▶ **Recorded information**
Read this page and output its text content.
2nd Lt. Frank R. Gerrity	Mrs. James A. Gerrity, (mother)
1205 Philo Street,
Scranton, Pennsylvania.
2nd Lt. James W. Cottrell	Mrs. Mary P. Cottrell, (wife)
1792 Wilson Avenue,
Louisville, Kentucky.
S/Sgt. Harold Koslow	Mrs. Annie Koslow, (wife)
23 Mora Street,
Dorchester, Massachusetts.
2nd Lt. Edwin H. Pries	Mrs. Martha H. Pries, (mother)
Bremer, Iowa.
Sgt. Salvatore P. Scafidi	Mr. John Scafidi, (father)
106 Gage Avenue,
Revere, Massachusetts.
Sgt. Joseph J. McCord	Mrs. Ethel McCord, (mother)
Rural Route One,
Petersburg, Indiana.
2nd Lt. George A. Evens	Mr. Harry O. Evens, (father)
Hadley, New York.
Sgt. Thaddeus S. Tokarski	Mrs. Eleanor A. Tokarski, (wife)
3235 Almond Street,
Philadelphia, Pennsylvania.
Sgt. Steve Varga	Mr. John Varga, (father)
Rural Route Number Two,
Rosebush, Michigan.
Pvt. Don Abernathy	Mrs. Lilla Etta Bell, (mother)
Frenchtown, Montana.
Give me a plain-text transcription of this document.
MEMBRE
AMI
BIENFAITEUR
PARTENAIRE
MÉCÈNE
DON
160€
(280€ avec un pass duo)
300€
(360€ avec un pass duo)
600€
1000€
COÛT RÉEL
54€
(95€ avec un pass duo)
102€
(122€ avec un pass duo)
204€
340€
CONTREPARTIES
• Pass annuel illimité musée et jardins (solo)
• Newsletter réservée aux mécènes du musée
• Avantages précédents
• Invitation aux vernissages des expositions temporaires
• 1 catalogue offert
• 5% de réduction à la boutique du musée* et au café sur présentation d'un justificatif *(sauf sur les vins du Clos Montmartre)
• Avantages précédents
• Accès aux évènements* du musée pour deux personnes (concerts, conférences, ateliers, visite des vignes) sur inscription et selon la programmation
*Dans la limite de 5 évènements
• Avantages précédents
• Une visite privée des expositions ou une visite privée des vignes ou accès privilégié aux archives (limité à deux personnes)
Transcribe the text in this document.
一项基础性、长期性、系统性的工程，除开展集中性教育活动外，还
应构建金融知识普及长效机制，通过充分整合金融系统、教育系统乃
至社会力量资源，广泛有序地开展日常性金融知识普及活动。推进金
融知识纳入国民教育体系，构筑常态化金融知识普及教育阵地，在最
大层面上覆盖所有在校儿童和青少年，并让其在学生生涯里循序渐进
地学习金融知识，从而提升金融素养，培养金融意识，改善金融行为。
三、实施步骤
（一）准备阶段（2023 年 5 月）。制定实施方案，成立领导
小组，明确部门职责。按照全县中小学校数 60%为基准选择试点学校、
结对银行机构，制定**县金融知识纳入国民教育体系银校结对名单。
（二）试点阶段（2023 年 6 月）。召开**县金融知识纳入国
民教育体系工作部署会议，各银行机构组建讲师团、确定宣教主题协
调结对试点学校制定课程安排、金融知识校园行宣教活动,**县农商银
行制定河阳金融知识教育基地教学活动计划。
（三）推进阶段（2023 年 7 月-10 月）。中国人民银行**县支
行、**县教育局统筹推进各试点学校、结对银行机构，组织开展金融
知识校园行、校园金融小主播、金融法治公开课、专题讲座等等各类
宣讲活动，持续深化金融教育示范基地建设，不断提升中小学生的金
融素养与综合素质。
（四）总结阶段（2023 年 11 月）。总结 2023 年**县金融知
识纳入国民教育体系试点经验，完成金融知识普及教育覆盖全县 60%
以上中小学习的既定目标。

▶ **Exercise details**
Print the records above in full, exactly.

▶ **Response**
Read this page and output its text content.
2nd Lt. Frank R. Gerrity	Mrs. James A. Gerrity, (mother)
1205 Philo Street,
Scranton, Pennsylvania.
2nd Lt. James W. Cottrell	Mrs. Mary P. Cottrell, (wife)
1792 Wilson Avenue,
Louisville, Kentucky.
S/Sgt. Harold Koslow	Mrs. Annie Koslow, (wife)
23 Mora Street,
Dorchester, Massachusetts.
2nd Lt. Edwin H. Pries	Mrs. Martha H. Pries, (mother)
Bremer, Iowa.
Sgt. Salvatore P. Scafidi	Mr. John Scafidi, (father)
106 Gage Avenue,
Revere, Massachusetts.
Sgt. Joseph J. McCord	Mrs. Ethel McCord, (mother)
Rural Route One,
Petersburg, Indiana.
2nd Lt. George A. Evens	Mr. Harry O. Evens, (father)
Hadley, New York.
Sgt. Thaddeus S. Tokarski	Mrs. Eleanor A. Tokarski, (wife)
3235 Almond Street,
Philadelphia, Pennsylvania.
Sgt. Steve Varga	Mr. John Varga, (father)
Rural Route Number Two,
Rosebush, Michigan.
Pvt. Don Abernathy	Mrs. Lilla Etta Bell, (mother)
Frenchtown, Montana.
Give me a plain-text transcription of this document.
MEMBRE
AMI
BIENFAITEUR
PARTENAIRE
MÉCÈNE
DON
160€
(280€ avec un pass duo)
300€
(360€ avec un pass duo)
600€
1000€
COÛT RÉEL
54€
(95€ avec un pass duo)
102€
(122€ avec un pass duo)
204€
340€
CONTREPARTIES
• Pass annuel illimité musée et jardins (solo)
• Newsletter réservée aux mécènes du musée
• Avantages précédents
• Invitation aux vernissages des expositions temporaires
• 1 catalogue offert
• 5% de réduction à la boutique du musée* et au café sur présentation d'un justificatif *(sauf sur les vins du Clos Montmartre)
• Avantages précédents
• Accès aux évènements* du musée pour deux personnes (concerts, conférences, ateliers, visite des vignes) sur inscription et selon la programmation
*Dans la limite de 5 évènements
• Avantages précédents
• Une visite privée des expositions ou une visite privée des vignes ou accès privilégié aux archives (limité à deux personnes)
Transcribe the text in this document.
一项基础性、长期性、系统性的工程，除开展集中性教育活动外，还
应构建金融知识普及长效机制，通过充分整合金融系统、教育系统乃
至社会力量资源，广泛有序地开展日常性金融知识普及活动。推进金
融知识纳入国民教育体系，构筑常态化金融知识普及教育阵地，在最
大层面上覆盖所有在校儿童和青少年，并让其在学生生涯里循序渐进
地学习金融知识，从而提升金融素养，培养金融意识，改善金融行为。
三、实施步骤
（一）准备阶段（2023 年 5 月）。制定实施方案，成立领导
小组，明确部门职责。按照全县中小学校数 60%为基准选择试点学校、
结对银行机构，制定**县金融知识纳入国民教育体系银校结对名单。
（二）试点阶段（2023 年 6 月）。召开**县金融知识纳入国
民教育体系工作部署会议，各银行机构组建讲师团、确定宣教主题协
调结对试点学校制定课程安排、金融知识校园行宣教活动,**县农商银
行制定河阳金融知识教育基地教学活动计划。
（三）推进阶段（2023 年 7 月-10 月）。中国人民银行**县支
行、**县教育局统筹推进各试点学校、结对银行机构，组织开展金融
知识校园行、校园金融小主播、金融法治公开课、专题讲座等等各类
宣讲活动，持续深化金融教育示范基地建设，不断提升中小学生的金
融素养与综合素质。
（四）总结阶段（2023 年 11 月）。总结 2023 年**县金融知
识纳入国民教育体系试点经验，完成金融知识普及教育覆盖全县 60%
以上中小学习的既定目标。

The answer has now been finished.